- **Set problem**
Repeat the listing in full. Nothing may be added or left out.

Dataset items

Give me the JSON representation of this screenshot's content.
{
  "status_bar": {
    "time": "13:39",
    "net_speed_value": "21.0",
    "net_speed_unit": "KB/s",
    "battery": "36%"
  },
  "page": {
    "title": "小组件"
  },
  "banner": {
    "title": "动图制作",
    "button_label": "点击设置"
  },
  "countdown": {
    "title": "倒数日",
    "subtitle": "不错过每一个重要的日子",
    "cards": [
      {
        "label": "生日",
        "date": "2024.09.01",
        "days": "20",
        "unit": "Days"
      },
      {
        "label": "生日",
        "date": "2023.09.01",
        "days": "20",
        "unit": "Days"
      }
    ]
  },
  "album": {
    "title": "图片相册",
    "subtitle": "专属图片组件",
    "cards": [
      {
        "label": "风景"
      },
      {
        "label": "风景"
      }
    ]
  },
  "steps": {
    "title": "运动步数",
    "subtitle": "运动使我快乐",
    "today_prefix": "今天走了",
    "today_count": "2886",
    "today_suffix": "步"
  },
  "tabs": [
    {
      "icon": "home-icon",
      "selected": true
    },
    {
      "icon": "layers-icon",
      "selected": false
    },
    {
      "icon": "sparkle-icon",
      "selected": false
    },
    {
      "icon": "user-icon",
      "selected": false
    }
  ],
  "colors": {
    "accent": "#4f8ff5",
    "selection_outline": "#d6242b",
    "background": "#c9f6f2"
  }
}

- **Final result**
Give me the JSON representation of this screenshot's content.
{
  "status_bar": {
    "time": "13:39",
    "net_speed_value": "21.0",
    "net_speed_unit": "KB/s",
    "battery": "36%"
  },
  "page": {
    "title": "小组件"
  },
  "banner": {
    "title": "动图制作",
    "button_label": "点击设置"
  },
  "countdown": {
    "title": "倒数日",
    "subtitle": "不错过每一个重要的日子",
    "cards": [
      {
        "label": "生日",
        "date": "2024.09.01",
        "days": "20",
        "unit": "Days"
      },
      {
        "label": "生日",
        "date": "2023.09.01",
        "days": "20",
        "unit": "Days"
      }
    ]
  },
  "album": {
    "title": "图片相册",
    "subtitle": "专属图片组件",
    "cards": [
      {
        "label": "风景"
      },
      {
        "label": "风景"
      }
    ]
  },
  "steps": {
    "title": "运动步数",
    "subtitle": "运动使我快乐",
    "today_prefix": "今天走了",
    "today_count": "2886",
    "today_suffix": "步"
  },
  "tabs": [
    {
      "icon": "home-icon",
      "selected": true
    },
    {
      "icon": "layers-icon",
      "selected": false
    },
    {
      "icon": "sparkle-icon",
      "selected": false
    },
    {
      "icon": "user-icon",
      "selected": false
    }
  ],
  "colors": {
    "accent": "#4f8ff5",
    "selection_outline": "#d6242b",
    "background": "#c9f6f2"
  }
}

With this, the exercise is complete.